• _Directions_: From the records, pick out and copy each line containing "content".

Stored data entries

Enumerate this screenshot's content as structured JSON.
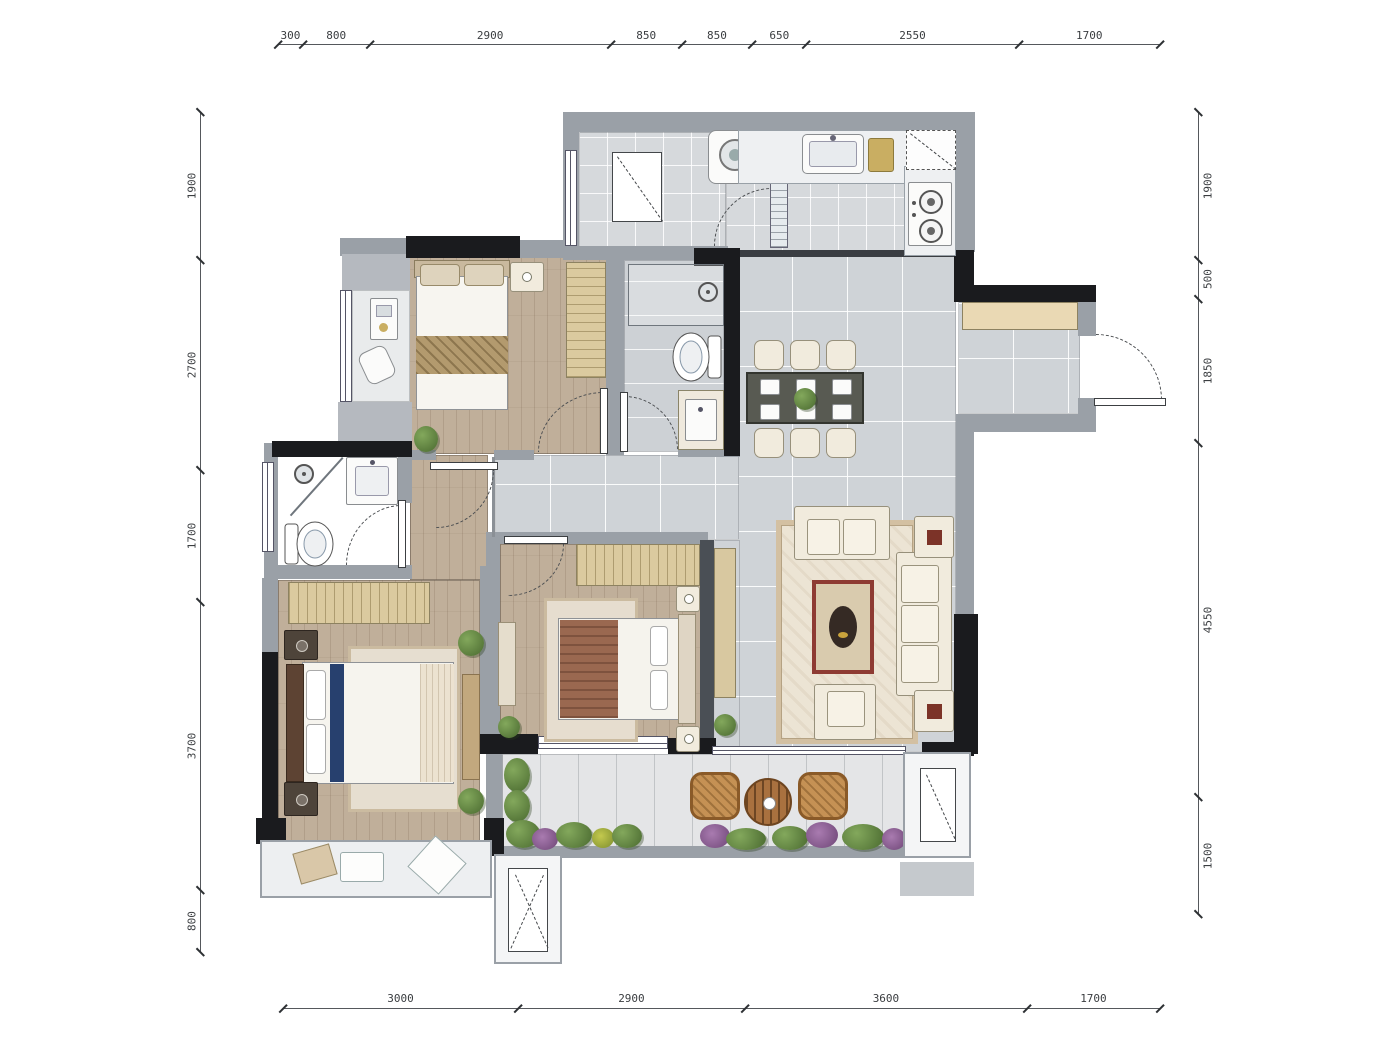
{
  "dimensions": {
    "top": [
      300,
      800,
      2900,
      850,
      850,
      650,
      2550,
      1700
    ],
    "bottom": [
      3000,
      2900,
      3600,
      1700
    ],
    "left": [
      1900,
      2700,
      1700,
      3700,
      800
    ],
    "right": [
      1900,
      500,
      1850,
      4550,
      1500
    ]
  },
  "palette": {
    "wall_gray": "#9aa0a7",
    "wall_black": "#1a1b1e",
    "wood_floor": "#c0af9a",
    "bath_tile": "#cdd1d5",
    "living_tile": "#cfd3d7",
    "balcony_tile": "#e4e5e7",
    "furniture_cream": "#f1ebdd",
    "wardrobe_tan": "#dbca9f",
    "coffee_table_red": "#8e3b33",
    "bed_runner_blue": "#27406e",
    "plant_green": "#5d8544",
    "rattan_brown": "#c28e54"
  }
}
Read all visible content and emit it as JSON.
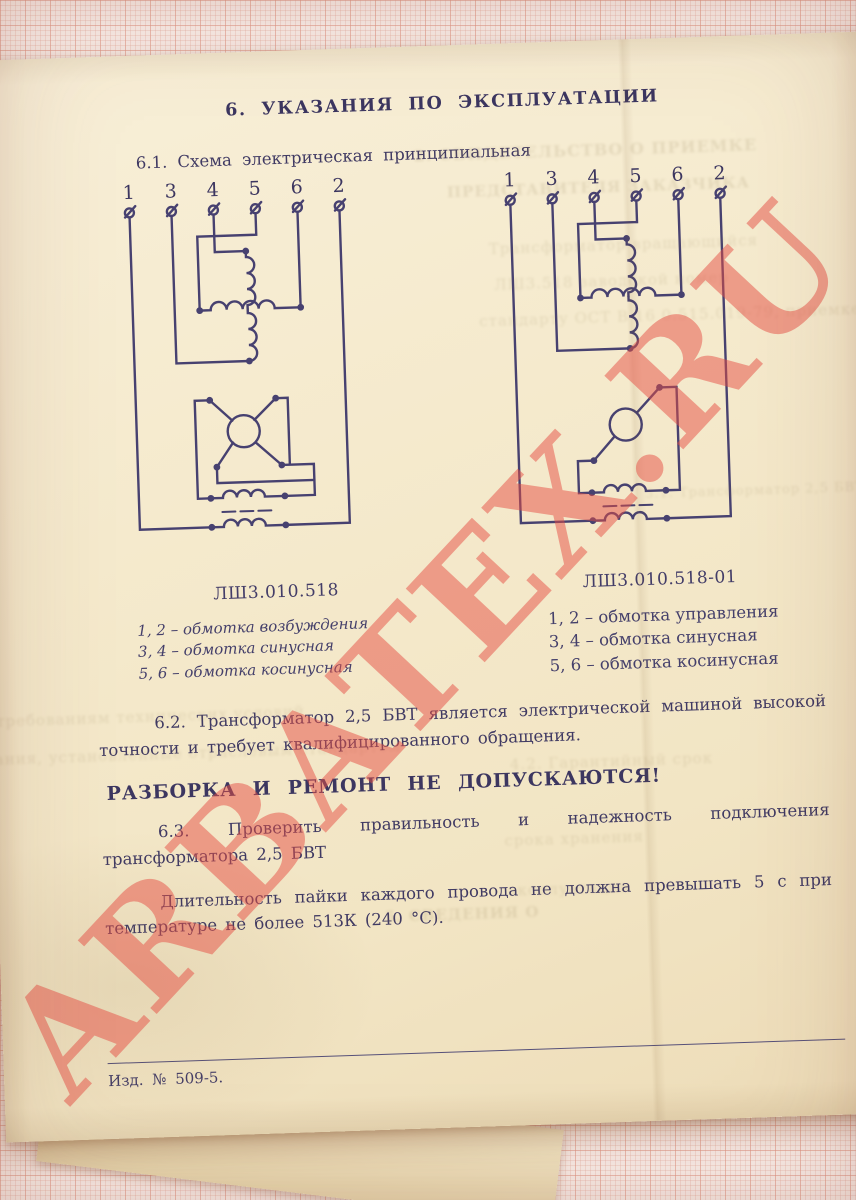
{
  "page": {
    "title": "6. УКАЗАНИЯ ПО ЭКСПЛУАТАЦИИ",
    "section_61": "6.1. Схема электрическая принципиальная",
    "para_62": "6.2. Трансформатор 2,5 БВТ является электрической машиной высокой точности и требует квалифицированного обращения.",
    "warning": "РАЗБОРКА И РЕМОНТ НЕ ДОПУСКАЮТСЯ!",
    "para_63": "6.3. Проверить правильность и надежность подключения трансформатора 2,5 БВТ",
    "para_solder": "Длительность пайки каждого провода не должна превышать 5 с при температуре не более 513К (240 °С).",
    "footer": "Изд.  № 509-5."
  },
  "diagrams": {
    "left": {
      "caption": "ЛШ3.010.518",
      "terminals": [
        "1",
        "3",
        "4",
        "5",
        "6",
        "2"
      ],
      "legend": [
        "1, 2 – обмотка возбуждения",
        "3, 4 – обмотка синусная",
        "5, 6 – обмотка косинусная"
      ]
    },
    "right": {
      "caption": "ЛШ3.010.518-01",
      "terminals": [
        "1",
        "3",
        "4",
        "5",
        "6",
        "2"
      ],
      "legend": [
        "1, 2 – обмотка управления",
        "3, 4 – обмотка синусная",
        "5, 6 – обмотка косинусная"
      ]
    }
  },
  "watermark": {
    "text": "ARBATEX.RU",
    "color": "#e54d44"
  },
  "bleedthrough": {
    "lines": [
      "2. СВИДЕТЕЛЬСТВО О ПРИЕМКЕ",
      "ПРЕДСТАВИТЕЛЯ ЗАКАЗЧИКА",
      "Трансформатор вращающийся",
      "ЛШ3.518  заводской номер",
      "стандарту ОСТ В 16 0.515.019-79, приемке",
      "3.1. Трансформатор 2,5 БВТ",
      "требованиям технических условий",
      "тания, установленные отраслевым стандартом",
      "4.2. Гарантийный срок",
      "срока хранения",
      "эксплуатации",
      "5. СВЕДЕНИЯ О"
    ]
  }
}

• _Task output_:
Enumerate this screenshot's content as structured JSON.
Read all visible content and emit it as JSON.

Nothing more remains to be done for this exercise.